— start DATA EXTRACT —

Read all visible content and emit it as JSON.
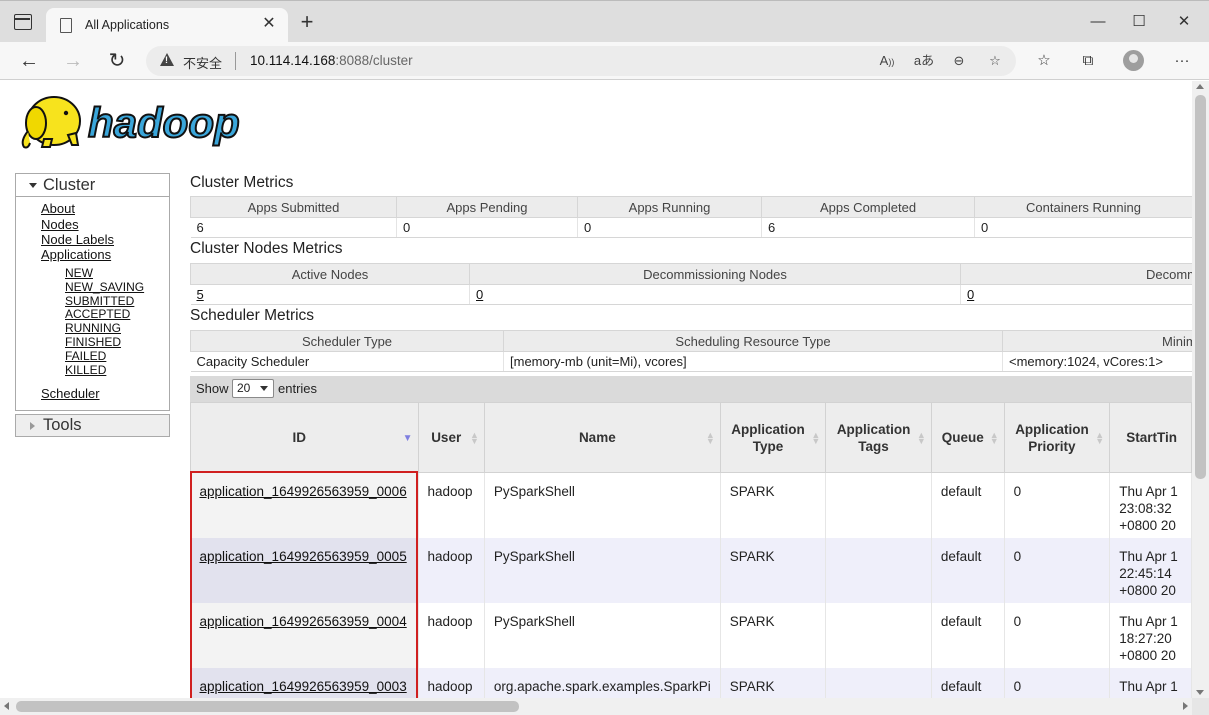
{
  "browser": {
    "tab_title": "All Applications",
    "insecure_label": "不安全",
    "url_host": "10.114.14.168",
    "url_rest": ":8088/cluster"
  },
  "logo_text": "hadoop",
  "nav": {
    "cluster_label": "Cluster",
    "links": [
      "About",
      "Nodes",
      "Node Labels",
      "Applications"
    ],
    "app_states": [
      "NEW",
      "NEW_SAVING",
      "SUBMITTED",
      "ACCEPTED",
      "RUNNING",
      "FINISHED",
      "FAILED",
      "KILLED"
    ],
    "scheduler": "Scheduler",
    "tools_label": "Tools"
  },
  "cluster_metrics": {
    "title": "Cluster Metrics",
    "headers": [
      "Apps Submitted",
      "Apps Pending",
      "Apps Running",
      "Apps Completed",
      "Containers Running"
    ],
    "values": [
      "6",
      "0",
      "0",
      "6",
      "0"
    ]
  },
  "cluster_nodes_metrics": {
    "title": "Cluster Nodes Metrics",
    "headers": [
      "Active Nodes",
      "Decommissioning Nodes",
      "Decommis"
    ],
    "values": [
      "5",
      "0",
      "0"
    ]
  },
  "scheduler_metrics": {
    "title": "Scheduler Metrics",
    "headers": [
      "Scheduler Type",
      "Scheduling Resource Type",
      "Minim"
    ],
    "values": [
      "Capacity Scheduler",
      "[memory-mb (unit=Mi), vcores]",
      "<memory:1024, vCores:1>"
    ]
  },
  "apps_toolbar": {
    "show_label": "Show",
    "page_size": "20",
    "entries_label": "entries"
  },
  "apps_table": {
    "headers": [
      "ID",
      "User",
      "Name",
      "Application Type",
      "Application Tags",
      "Queue",
      "Application Priority",
      "StartTin"
    ],
    "rows": [
      {
        "id": "application_1649926563959_0006",
        "user": "hadoop",
        "name": "PySparkShell",
        "type": "SPARK",
        "tags": "",
        "queue": "default",
        "priority": "0",
        "start1": "Thu Apr 1",
        "start2": "23:08:32",
        "start3": "+0800 20"
      },
      {
        "id": "application_1649926563959_0005",
        "user": "hadoop",
        "name": "PySparkShell",
        "type": "SPARK",
        "tags": "",
        "queue": "default",
        "priority": "0",
        "start1": "Thu Apr 1",
        "start2": "22:45:14",
        "start3": "+0800 20"
      },
      {
        "id": "application_1649926563959_0004",
        "user": "hadoop",
        "name": "PySparkShell",
        "type": "SPARK",
        "tags": "",
        "queue": "default",
        "priority": "0",
        "start1": "Thu Apr 1",
        "start2": "18:27:20",
        "start3": "+0800 20"
      },
      {
        "id": "application_1649926563959_0003",
        "user": "hadoop",
        "name": "org.apache.spark.examples.SparkPi",
        "type": "SPARK",
        "tags": "",
        "queue": "default",
        "priority": "0",
        "start1": "Thu Apr 1",
        "start2": "",
        "start3": ""
      }
    ]
  },
  "colors": {
    "highlight_border": "#d02020",
    "sort_active": "#7f7fe0",
    "logo_blue": "#3aa6da",
    "logo_yellow": "#f7e31d"
  }
}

— end DATA EXTRACT —

■ **EXERCISE TASK**
Write out each line of the data exactly; the images should be left out.

■ **TASK SOLUTION**
Read all visible content and emit it as JSON.
{
  "browser": {
    "tab_title": "All Applications",
    "insecure_label": "不安全",
    "url_host": "10.114.14.168",
    "url_rest": ":8088/cluster"
  },
  "logo_text": "hadoop",
  "nav": {
    "cluster_label": "Cluster",
    "links": [
      "About",
      "Nodes",
      "Node Labels",
      "Applications"
    ],
    "app_states": [
      "NEW",
      "NEW_SAVING",
      "SUBMITTED",
      "ACCEPTED",
      "RUNNING",
      "FINISHED",
      "FAILED",
      "KILLED"
    ],
    "scheduler": "Scheduler",
    "tools_label": "Tools"
  },
  "cluster_metrics": {
    "title": "Cluster Metrics",
    "headers": [
      "Apps Submitted",
      "Apps Pending",
      "Apps Running",
      "Apps Completed",
      "Containers Running"
    ],
    "values": [
      "6",
      "0",
      "0",
      "6",
      "0"
    ]
  },
  "cluster_nodes_metrics": {
    "title": "Cluster Nodes Metrics",
    "headers": [
      "Active Nodes",
      "Decommissioning Nodes",
      "Decommis"
    ],
    "values": [
      "5",
      "0",
      "0"
    ]
  },
  "scheduler_metrics": {
    "title": "Scheduler Metrics",
    "headers": [
      "Scheduler Type",
      "Scheduling Resource Type",
      "Minim"
    ],
    "values": [
      "Capacity Scheduler",
      "[memory-mb (unit=Mi), vcores]",
      "<memory:1024, vCores:1>"
    ]
  },
  "apps_toolbar": {
    "show_label": "Show",
    "page_size": "20",
    "entries_label": "entries"
  },
  "apps_table": {
    "headers": [
      "ID",
      "User",
      "Name",
      "Application Type",
      "Application Tags",
      "Queue",
      "Application Priority",
      "StartTin"
    ],
    "rows": [
      {
        "id": "application_1649926563959_0006",
        "user": "hadoop",
        "name": "PySparkShell",
        "type": "SPARK",
        "tags": "",
        "queue": "default",
        "priority": "0",
        "start1": "Thu Apr 1",
        "start2": "23:08:32",
        "start3": "+0800 20"
      },
      {
        "id": "application_1649926563959_0005",
        "user": "hadoop",
        "name": "PySparkShell",
        "type": "SPARK",
        "tags": "",
        "queue": "default",
        "priority": "0",
        "start1": "Thu Apr 1",
        "start2": "22:45:14",
        "start3": "+0800 20"
      },
      {
        "id": "application_1649926563959_0004",
        "user": "hadoop",
        "name": "PySparkShell",
        "type": "SPARK",
        "tags": "",
        "queue": "default",
        "priority": "0",
        "start1": "Thu Apr 1",
        "start2": "18:27:20",
        "start3": "+0800 20"
      },
      {
        "id": "application_1649926563959_0003",
        "user": "hadoop",
        "name": "org.apache.spark.examples.SparkPi",
        "type": "SPARK",
        "tags": "",
        "queue": "default",
        "priority": "0",
        "start1": "Thu Apr 1",
        "start2": "",
        "start3": ""
      }
    ]
  },
  "colors": {
    "highlight_border": "#d02020",
    "sort_active": "#7f7fe0",
    "logo_blue": "#3aa6da",
    "logo_yellow": "#f7e31d"
  }
}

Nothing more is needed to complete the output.